> _Dataset excerpts_:
# # # #

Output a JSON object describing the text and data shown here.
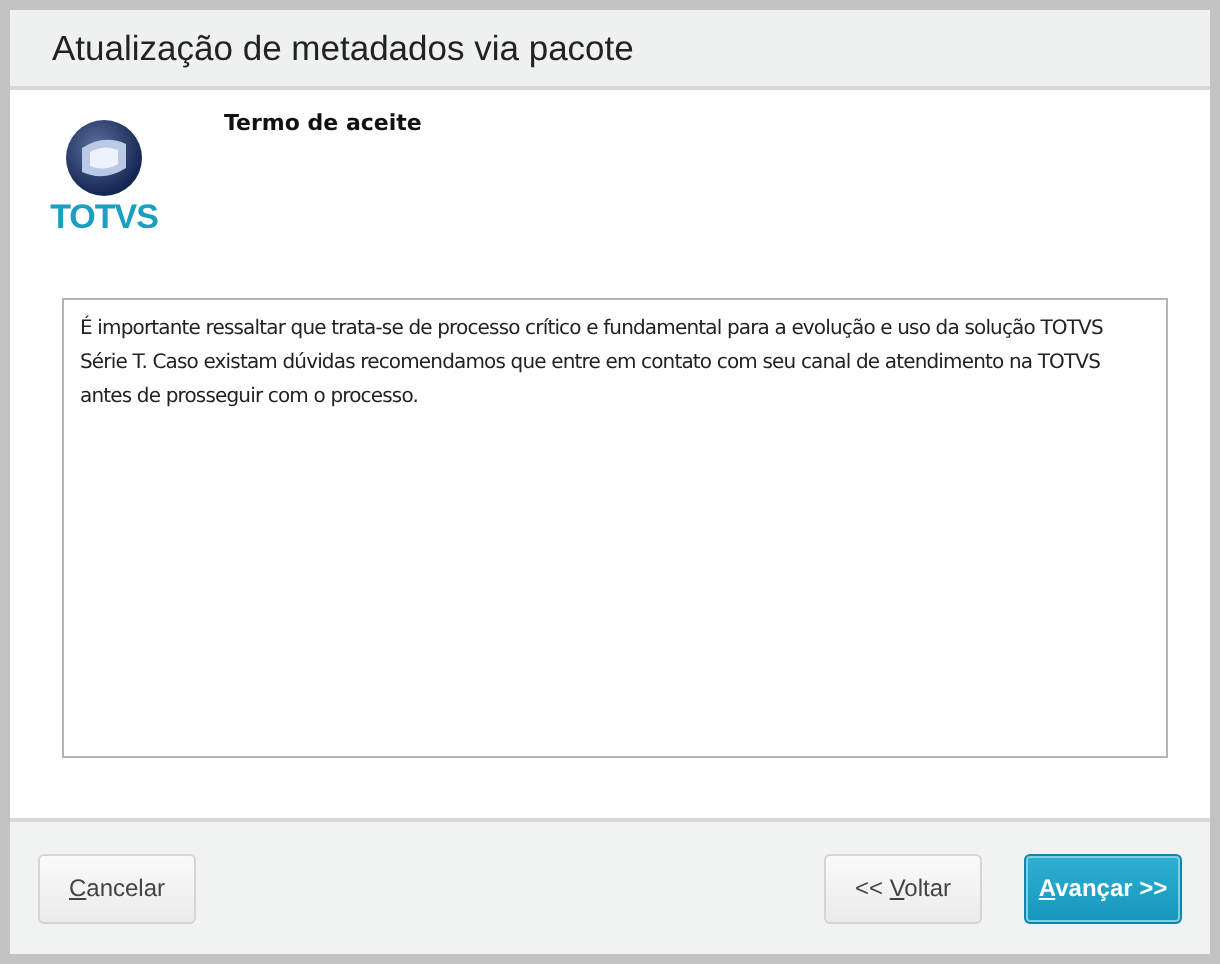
{
  "window": {
    "title": "Atualização de metadados via pacote"
  },
  "logo": {
    "text": "TOTVS"
  },
  "step": {
    "title": "Termo de aceite"
  },
  "message": {
    "value": "É importante ressaltar que trata-se de processo crítico e fundamental para a evolução e uso da solução TOTVS Série T. Caso existam dúvidas recomendamos que entre em contato com seu canal de atendimento na TOTVS antes de prosseguir com o processo."
  },
  "footer": {
    "left_buttons": [
      {
        "label": "Cancelar",
        "kind": "default"
      }
    ],
    "right_buttons": [
      {
        "label": "<< Voltar",
        "kind": "default"
      },
      {
        "label": "Avançar >>",
        "kind": "primary"
      }
    ]
  }
}
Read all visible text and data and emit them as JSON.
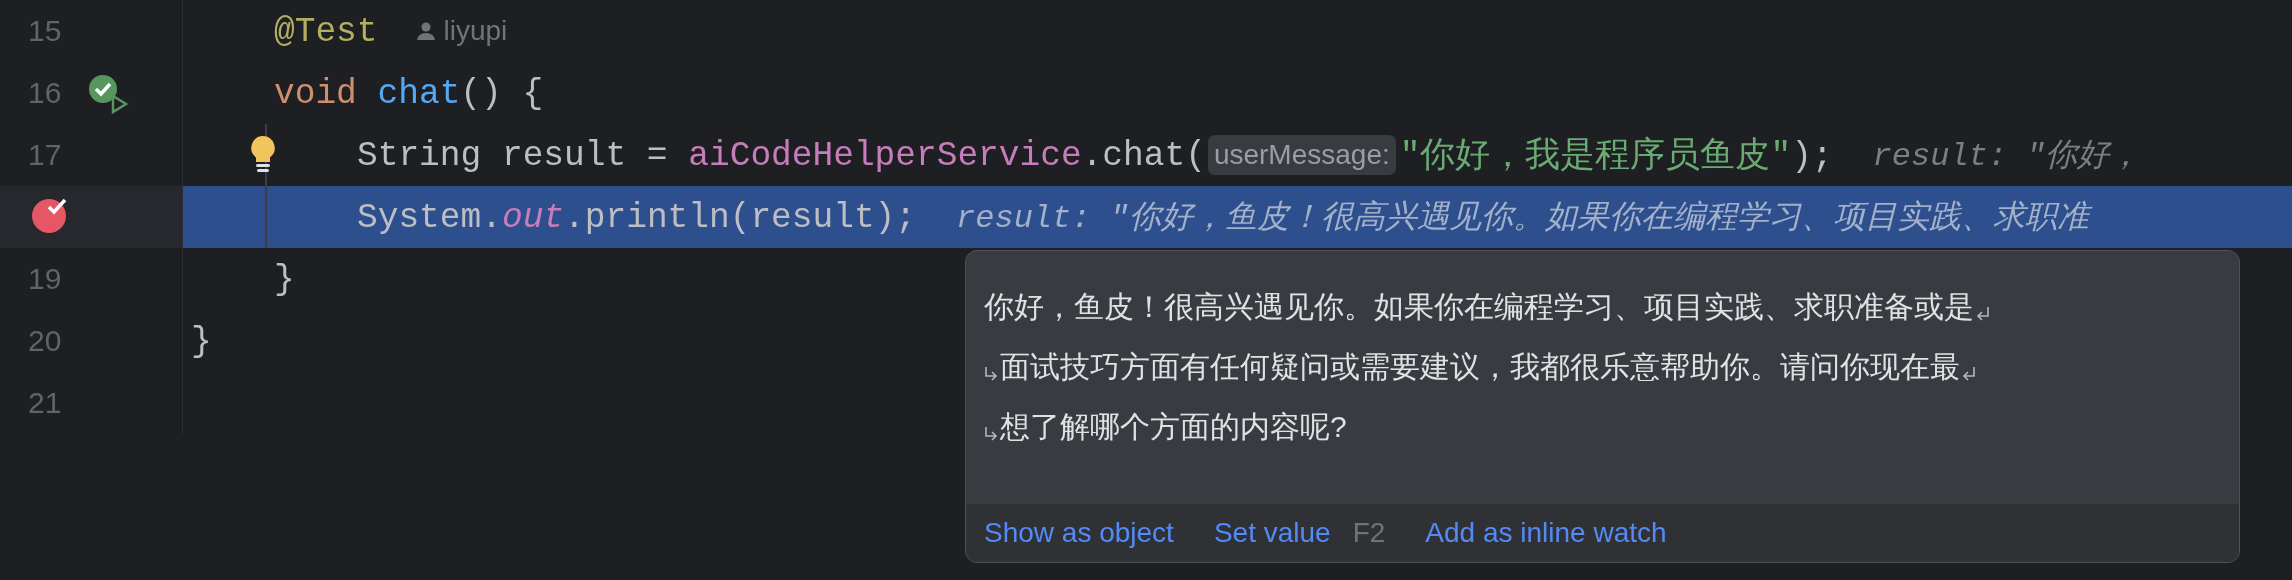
{
  "editor": {
    "lines": [
      {
        "kind": "block",
        "children": [
          {
            "kind": "line",
            "number": "15",
            "current": false,
            "tokens": [
              {
                "kind": "annotation",
                "text": "@Test"
              },
              {
                "kind": "author",
                "text": "liyupi"
              }
            ]
          },
          {
            "kind": "line",
            "number": "16",
            "icon": {
              "kind": "run-test"
            },
            "current": false,
            "tokens": [
              {
                "kind": "keyword",
                "text": "void "
              },
              {
                "kind": "function",
                "text": "chat"
              },
              {
                "kind": "plain",
                "text": "() {"
              }
            ],
            "children": [
              {
                "kind": "line",
                "number": "17",
                "icon": {
                  "kind": "intention"
                },
                "current": false,
                "tokens": [
                  {
                    "kind": "plain",
                    "text": "String result = "
                  },
                  {
                    "kind": "field",
                    "text": "aiCodeHelperService"
                  },
                  {
                    "kind": "plain",
                    "text": ".chat("
                  },
                  {
                    "kind": "param_hint",
                    "text": "userMessage:"
                  },
                  {
                    "kind": "string",
                    "text": "\"你好，我是程序员鱼皮\""
                  },
                  {
                    "kind": "plain",
                    "text": ");"
                  },
                  {
                    "kind": "value_hint",
                    "text": "result: \"你好，"
                  }
                ]
              },
              {
                "kind": "line",
                "icon": {
                  "kind": "breakpoint"
                },
                "current": true,
                "tokens": [
                  {
                    "kind": "plain",
                    "text": "System."
                  },
                  {
                    "kind": "static",
                    "text": "out"
                  },
                  {
                    "kind": "plain",
                    "text": ".println(result);"
                  },
                  {
                    "kind": "value_hint",
                    "text": "result: \"你好，鱼皮！很高兴遇见你。如果你在编程学习、项目实践、求职准"
                  }
                ]
              }
            ]
          },
          {
            "kind": "line",
            "number": "19",
            "current": false,
            "tokens": [
              {
                "kind": "plain",
                "text": "}"
              }
            ]
          }
        ]
      },
      {
        "kind": "line",
        "number": "20",
        "current": false,
        "tokens": [
          {
            "kind": "plain",
            "text": "}"
          }
        ]
      },
      {
        "kind": "line",
        "number": "21",
        "current": false
      }
    ]
  },
  "value_popup": {
    "lines": [
      "你好，鱼皮！很高兴遇见你。如果你在编程学习、项目实践、求职准备或是",
      "面试技巧方面有任何疑问或需要建议，我都很乐意帮助你。请问你现在最",
      "想了解哪个方面的内容呢?"
    ],
    "actions": [
      {
        "label": "Show as object"
      },
      {
        "label": "Set value",
        "shortcut": "F2"
      },
      {
        "label": "Add as inline watch"
      }
    ]
  }
}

# # # #

> _Challenge_: Go over the records above and tally each line that includes "title". Give the total by itself.

> _Output for this exercise_: 2